Below are the records; reproduce all of them exactly but without any images.

● Records for the task:
[Begin]

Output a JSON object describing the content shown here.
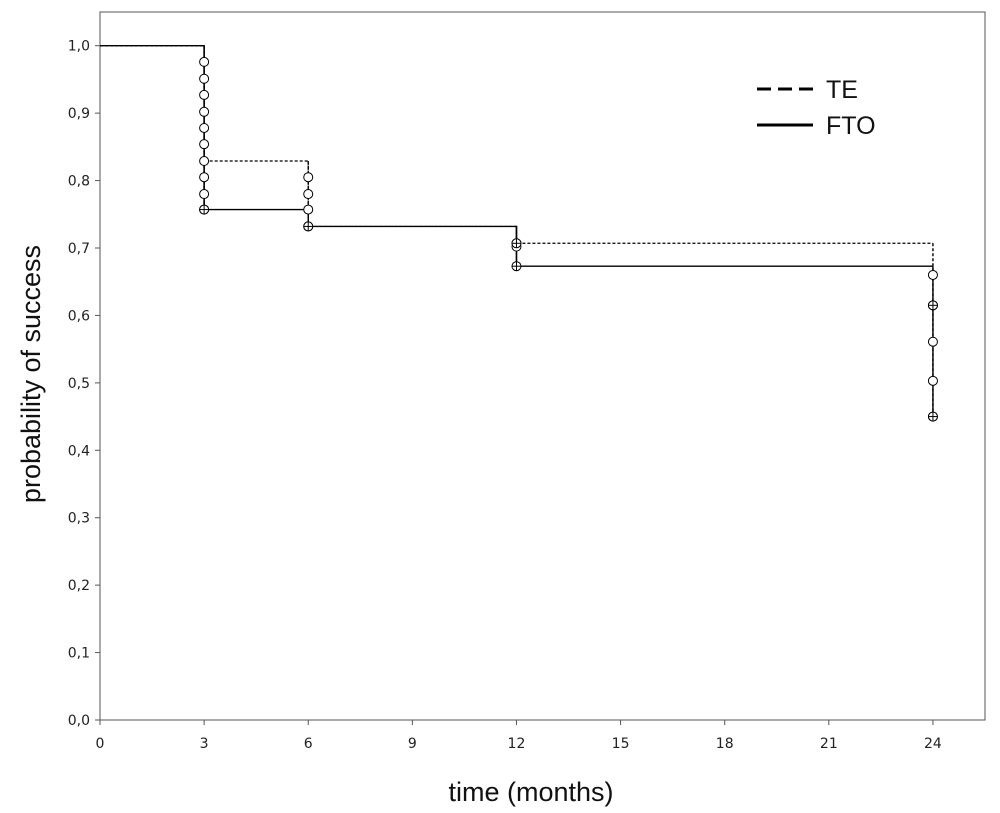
{
  "chart_data": {
    "type": "line",
    "step": true,
    "title": "",
    "xlabel": "time (months)",
    "ylabel": "probability of success",
    "xlim": [
      0,
      25.5
    ],
    "ylim": [
      0,
      1.05
    ],
    "xticks": [
      0,
      3,
      6,
      9,
      12,
      15,
      18,
      21,
      24
    ],
    "xtick_labels": [
      "0",
      "3",
      "6",
      "9",
      "12",
      "15",
      "18",
      "21",
      "24"
    ],
    "yticks": [
      0,
      0.1,
      0.2,
      0.3,
      0.4,
      0.5,
      0.6,
      0.7,
      0.8,
      0.9,
      1.0
    ],
    "ytick_labels": [
      "0,0",
      "0,1",
      "0,2",
      "0,3",
      "0,4",
      "0,5",
      "0,6",
      "0,7",
      "0,8",
      "0,9",
      "1,0"
    ],
    "grid": false,
    "legend_position": "top-right",
    "series": [
      {
        "name": "TE",
        "style": "dashed",
        "color": "#000000",
        "steps": [
          [
            0,
            1.0
          ],
          [
            3,
            0.829
          ],
          [
            6,
            0.732
          ],
          [
            12,
            0.707
          ],
          [
            24,
            0.707
          ]
        ],
        "drop_bottoms": [
          [
            3,
            0.757
          ],
          [
            6,
            0.732
          ],
          [
            12,
            0.707
          ],
          [
            24,
            0.45
          ]
        ],
        "event_markers": [
          {
            "x": 3,
            "y": [
              0.976,
              0.951,
              0.927,
              0.902,
              0.878,
              0.854,
              0.829,
              0.805,
              0.78,
              0.757
            ]
          },
          {
            "x": 6,
            "y": [
              0.805,
              0.78,
              0.757,
              0.732
            ]
          },
          {
            "x": 12,
            "y": [
              0.707,
              0.702
            ]
          },
          {
            "x": 24,
            "y": [
              0.66,
              0.615,
              0.561,
              0.503,
              0.45
            ]
          }
        ]
      },
      {
        "name": "FTO",
        "style": "solid",
        "color": "#000000",
        "steps": [
          [
            0,
            1.0
          ],
          [
            3,
            0.757
          ],
          [
            6,
            0.732
          ],
          [
            12,
            0.673
          ],
          [
            24,
            0.673
          ]
        ],
        "drop_bottoms": [
          [
            3,
            0.757
          ],
          [
            6,
            0.732
          ],
          [
            12,
            0.673
          ],
          [
            24,
            0.45
          ]
        ],
        "censor_markers": [
          {
            "x": 3,
            "y": [
              0.757
            ]
          },
          {
            "x": 6,
            "y": [
              0.732
            ]
          },
          {
            "x": 12,
            "y": [
              0.707,
              0.673
            ]
          },
          {
            "x": 24,
            "y": [
              0.615,
              0.45
            ]
          }
        ]
      }
    ]
  }
}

[End]

● Written solution:
Output a JSON object describing the content shown here.
{
  "chart_data": {
    "type": "line",
    "step": true,
    "title": "",
    "xlabel": "time (months)",
    "ylabel": "probability of success",
    "xlim": [
      0,
      25.5
    ],
    "ylim": [
      0,
      1.05
    ],
    "xticks": [
      0,
      3,
      6,
      9,
      12,
      15,
      18,
      21,
      24
    ],
    "xtick_labels": [
      "0",
      "3",
      "6",
      "9",
      "12",
      "15",
      "18",
      "21",
      "24"
    ],
    "yticks": [
      0,
      0.1,
      0.2,
      0.3,
      0.4,
      0.5,
      0.6,
      0.7,
      0.8,
      0.9,
      1.0
    ],
    "ytick_labels": [
      "0,0",
      "0,1",
      "0,2",
      "0,3",
      "0,4",
      "0,5",
      "0,6",
      "0,7",
      "0,8",
      "0,9",
      "1,0"
    ],
    "grid": false,
    "legend_position": "top-right",
    "series": [
      {
        "name": "TE",
        "style": "dashed",
        "color": "#000000",
        "steps": [
          [
            0,
            1.0
          ],
          [
            3,
            0.829
          ],
          [
            6,
            0.732
          ],
          [
            12,
            0.707
          ],
          [
            24,
            0.707
          ]
        ],
        "drop_bottoms": [
          [
            3,
            0.757
          ],
          [
            6,
            0.732
          ],
          [
            12,
            0.707
          ],
          [
            24,
            0.45
          ]
        ],
        "event_markers": [
          {
            "x": 3,
            "y": [
              0.976,
              0.951,
              0.927,
              0.902,
              0.878,
              0.854,
              0.829,
              0.805,
              0.78,
              0.757
            ]
          },
          {
            "x": 6,
            "y": [
              0.805,
              0.78,
              0.757,
              0.732
            ]
          },
          {
            "x": 12,
            "y": [
              0.707,
              0.702
            ]
          },
          {
            "x": 24,
            "y": [
              0.66,
              0.615,
              0.561,
              0.503,
              0.45
            ]
          }
        ]
      },
      {
        "name": "FTO",
        "style": "solid",
        "color": "#000000",
        "steps": [
          [
            0,
            1.0
          ],
          [
            3,
            0.757
          ],
          [
            6,
            0.732
          ],
          [
            12,
            0.673
          ],
          [
            24,
            0.673
          ]
        ],
        "drop_bottoms": [
          [
            3,
            0.757
          ],
          [
            6,
            0.732
          ],
          [
            12,
            0.673
          ],
          [
            24,
            0.45
          ]
        ],
        "censor_markers": [
          {
            "x": 3,
            "y": [
              0.757
            ]
          },
          {
            "x": 6,
            "y": [
              0.732
            ]
          },
          {
            "x": 12,
            "y": [
              0.707,
              0.673
            ]
          },
          {
            "x": 24,
            "y": [
              0.615,
              0.45
            ]
          }
        ]
      }
    ]
  }
}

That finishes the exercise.